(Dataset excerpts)
_ _ _ _ _

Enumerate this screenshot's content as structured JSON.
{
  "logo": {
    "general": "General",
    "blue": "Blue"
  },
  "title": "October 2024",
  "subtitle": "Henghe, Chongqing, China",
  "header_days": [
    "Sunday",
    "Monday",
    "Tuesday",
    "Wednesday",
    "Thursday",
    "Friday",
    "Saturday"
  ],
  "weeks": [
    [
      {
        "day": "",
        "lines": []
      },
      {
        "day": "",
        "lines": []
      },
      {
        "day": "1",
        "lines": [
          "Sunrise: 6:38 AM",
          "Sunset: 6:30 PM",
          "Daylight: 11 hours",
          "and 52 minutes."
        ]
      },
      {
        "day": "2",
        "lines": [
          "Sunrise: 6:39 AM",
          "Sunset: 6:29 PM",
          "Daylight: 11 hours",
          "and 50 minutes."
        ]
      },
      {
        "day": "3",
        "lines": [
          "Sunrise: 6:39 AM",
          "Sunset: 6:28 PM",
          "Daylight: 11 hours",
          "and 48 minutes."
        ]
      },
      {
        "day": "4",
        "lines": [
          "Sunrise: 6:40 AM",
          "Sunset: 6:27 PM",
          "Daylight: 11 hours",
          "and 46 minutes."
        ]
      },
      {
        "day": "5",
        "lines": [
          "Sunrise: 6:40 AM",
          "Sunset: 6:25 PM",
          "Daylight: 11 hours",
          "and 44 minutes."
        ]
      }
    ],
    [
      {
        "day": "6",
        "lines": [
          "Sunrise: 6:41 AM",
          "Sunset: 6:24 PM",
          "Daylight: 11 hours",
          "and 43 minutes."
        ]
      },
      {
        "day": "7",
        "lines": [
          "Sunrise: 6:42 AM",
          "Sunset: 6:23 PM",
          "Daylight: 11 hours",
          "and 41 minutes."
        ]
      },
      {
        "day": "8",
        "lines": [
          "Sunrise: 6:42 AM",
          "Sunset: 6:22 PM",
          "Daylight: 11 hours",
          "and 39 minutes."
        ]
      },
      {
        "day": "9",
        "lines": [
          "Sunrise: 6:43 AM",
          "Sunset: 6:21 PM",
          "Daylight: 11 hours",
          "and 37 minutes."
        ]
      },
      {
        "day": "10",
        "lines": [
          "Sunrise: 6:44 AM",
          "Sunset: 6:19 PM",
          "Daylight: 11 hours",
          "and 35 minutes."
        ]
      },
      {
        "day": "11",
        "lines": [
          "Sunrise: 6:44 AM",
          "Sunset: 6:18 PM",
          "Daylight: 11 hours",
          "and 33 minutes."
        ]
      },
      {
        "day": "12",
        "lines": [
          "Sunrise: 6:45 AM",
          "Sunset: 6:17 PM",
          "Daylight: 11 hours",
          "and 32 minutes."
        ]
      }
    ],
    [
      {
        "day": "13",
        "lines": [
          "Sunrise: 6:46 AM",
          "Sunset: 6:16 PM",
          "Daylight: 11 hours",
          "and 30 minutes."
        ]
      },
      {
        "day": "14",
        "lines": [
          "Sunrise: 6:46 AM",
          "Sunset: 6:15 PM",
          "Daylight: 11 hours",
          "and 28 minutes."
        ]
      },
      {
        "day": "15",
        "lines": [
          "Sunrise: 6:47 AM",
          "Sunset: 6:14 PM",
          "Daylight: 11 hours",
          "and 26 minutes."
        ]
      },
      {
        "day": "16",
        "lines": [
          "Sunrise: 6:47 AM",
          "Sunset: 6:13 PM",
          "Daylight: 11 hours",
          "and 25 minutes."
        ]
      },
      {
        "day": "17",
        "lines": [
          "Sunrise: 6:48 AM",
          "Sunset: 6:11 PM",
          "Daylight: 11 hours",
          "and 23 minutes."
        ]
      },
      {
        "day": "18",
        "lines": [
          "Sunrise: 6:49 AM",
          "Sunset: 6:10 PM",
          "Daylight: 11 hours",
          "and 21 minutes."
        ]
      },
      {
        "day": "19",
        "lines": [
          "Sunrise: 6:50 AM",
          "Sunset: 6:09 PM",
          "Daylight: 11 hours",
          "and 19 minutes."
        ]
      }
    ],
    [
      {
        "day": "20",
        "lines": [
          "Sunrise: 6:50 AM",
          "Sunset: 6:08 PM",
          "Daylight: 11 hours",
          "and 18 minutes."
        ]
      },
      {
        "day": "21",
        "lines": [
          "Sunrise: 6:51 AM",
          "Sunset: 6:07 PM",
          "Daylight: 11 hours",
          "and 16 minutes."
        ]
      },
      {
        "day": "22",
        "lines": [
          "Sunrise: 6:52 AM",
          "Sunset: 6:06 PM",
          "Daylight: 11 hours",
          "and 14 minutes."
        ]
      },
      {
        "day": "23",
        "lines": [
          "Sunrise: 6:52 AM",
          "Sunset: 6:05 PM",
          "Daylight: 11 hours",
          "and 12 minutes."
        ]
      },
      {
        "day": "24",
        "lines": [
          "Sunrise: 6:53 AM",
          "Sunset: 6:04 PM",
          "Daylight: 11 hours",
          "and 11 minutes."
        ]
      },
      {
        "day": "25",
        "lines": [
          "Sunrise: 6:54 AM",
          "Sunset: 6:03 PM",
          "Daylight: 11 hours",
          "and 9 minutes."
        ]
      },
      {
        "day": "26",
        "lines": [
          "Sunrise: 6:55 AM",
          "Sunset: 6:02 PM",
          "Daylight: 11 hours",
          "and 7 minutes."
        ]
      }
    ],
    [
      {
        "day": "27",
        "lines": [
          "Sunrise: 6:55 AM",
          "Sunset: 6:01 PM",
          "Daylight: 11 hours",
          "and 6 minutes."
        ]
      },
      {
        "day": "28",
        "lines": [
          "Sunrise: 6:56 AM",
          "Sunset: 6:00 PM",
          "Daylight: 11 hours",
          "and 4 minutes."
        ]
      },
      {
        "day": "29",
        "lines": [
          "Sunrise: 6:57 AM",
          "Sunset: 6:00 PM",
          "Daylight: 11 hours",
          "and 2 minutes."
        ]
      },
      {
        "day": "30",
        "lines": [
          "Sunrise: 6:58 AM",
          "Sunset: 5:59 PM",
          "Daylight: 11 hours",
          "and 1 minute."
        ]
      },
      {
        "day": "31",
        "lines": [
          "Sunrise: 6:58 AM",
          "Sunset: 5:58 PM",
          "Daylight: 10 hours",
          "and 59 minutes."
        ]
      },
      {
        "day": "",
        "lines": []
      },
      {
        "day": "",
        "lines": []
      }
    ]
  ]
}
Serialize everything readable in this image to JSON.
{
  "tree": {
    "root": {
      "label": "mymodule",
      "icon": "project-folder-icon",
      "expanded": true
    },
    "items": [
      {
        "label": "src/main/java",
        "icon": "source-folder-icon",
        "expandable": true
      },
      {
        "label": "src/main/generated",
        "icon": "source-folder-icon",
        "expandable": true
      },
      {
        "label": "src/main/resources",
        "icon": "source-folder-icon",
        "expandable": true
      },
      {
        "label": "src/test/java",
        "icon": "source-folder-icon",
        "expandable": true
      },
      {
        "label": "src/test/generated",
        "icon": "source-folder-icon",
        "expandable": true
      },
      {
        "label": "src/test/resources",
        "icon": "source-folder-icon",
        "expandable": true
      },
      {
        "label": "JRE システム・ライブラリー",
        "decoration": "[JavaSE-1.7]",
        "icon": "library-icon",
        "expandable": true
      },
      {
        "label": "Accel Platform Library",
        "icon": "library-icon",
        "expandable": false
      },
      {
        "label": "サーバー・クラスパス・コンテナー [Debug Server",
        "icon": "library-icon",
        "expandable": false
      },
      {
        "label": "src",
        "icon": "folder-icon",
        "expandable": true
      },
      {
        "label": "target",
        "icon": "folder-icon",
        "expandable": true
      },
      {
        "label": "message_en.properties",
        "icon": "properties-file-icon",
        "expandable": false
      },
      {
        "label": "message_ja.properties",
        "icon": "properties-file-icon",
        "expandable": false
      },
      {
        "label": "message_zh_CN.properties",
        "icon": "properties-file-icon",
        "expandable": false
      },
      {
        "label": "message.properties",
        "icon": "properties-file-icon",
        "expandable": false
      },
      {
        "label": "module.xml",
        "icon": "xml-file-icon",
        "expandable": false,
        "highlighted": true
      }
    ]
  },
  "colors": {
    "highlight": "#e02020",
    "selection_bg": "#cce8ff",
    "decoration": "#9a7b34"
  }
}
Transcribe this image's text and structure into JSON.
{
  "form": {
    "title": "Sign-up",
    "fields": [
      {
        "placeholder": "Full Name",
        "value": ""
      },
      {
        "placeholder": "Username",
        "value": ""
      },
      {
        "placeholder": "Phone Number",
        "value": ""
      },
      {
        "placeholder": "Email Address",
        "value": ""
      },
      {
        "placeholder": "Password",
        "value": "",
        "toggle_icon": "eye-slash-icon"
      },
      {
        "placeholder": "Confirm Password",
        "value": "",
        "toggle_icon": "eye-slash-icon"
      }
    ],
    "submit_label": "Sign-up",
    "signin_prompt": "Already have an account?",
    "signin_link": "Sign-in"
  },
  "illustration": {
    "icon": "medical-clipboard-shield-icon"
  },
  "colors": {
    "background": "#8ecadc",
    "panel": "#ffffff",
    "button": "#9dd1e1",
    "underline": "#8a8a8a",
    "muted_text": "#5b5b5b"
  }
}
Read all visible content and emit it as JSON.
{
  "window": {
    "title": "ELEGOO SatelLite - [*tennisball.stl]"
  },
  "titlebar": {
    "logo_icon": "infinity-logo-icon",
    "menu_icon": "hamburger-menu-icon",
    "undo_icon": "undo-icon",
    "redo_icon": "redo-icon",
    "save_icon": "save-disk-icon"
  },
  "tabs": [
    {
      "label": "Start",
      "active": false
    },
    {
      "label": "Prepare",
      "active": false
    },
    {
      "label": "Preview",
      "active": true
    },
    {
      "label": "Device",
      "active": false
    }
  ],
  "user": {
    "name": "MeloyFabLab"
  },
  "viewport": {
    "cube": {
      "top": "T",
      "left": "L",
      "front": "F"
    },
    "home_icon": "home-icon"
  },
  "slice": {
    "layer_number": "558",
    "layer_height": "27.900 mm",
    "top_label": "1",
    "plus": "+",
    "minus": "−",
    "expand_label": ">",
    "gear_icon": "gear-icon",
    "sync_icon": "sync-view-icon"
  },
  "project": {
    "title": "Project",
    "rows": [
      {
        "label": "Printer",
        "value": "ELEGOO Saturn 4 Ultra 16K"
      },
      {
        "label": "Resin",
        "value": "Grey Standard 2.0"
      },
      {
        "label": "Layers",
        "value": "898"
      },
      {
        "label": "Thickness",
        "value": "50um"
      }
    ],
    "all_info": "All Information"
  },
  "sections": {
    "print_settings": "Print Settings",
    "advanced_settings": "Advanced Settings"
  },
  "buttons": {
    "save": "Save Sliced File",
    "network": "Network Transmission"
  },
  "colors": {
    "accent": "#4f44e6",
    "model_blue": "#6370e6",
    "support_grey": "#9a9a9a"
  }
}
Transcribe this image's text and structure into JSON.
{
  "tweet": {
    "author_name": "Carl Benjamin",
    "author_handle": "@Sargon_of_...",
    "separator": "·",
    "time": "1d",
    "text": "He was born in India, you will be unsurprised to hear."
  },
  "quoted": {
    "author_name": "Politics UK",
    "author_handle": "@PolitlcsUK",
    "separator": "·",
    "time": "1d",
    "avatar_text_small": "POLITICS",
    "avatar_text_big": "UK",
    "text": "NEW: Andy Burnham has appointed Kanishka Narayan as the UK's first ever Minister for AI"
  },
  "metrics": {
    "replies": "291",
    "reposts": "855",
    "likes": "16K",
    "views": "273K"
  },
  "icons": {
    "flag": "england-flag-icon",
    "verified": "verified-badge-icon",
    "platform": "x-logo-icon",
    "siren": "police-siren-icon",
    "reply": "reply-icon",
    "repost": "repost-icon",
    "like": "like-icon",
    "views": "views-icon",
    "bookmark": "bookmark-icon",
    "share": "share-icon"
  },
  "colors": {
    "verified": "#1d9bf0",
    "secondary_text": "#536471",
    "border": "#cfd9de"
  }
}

_ _ _ _ _

■ **Exercise details**
Of the lines in the entries above, how many include "placeholder"? Only the number should be given.

■ **Answer to this problem**
6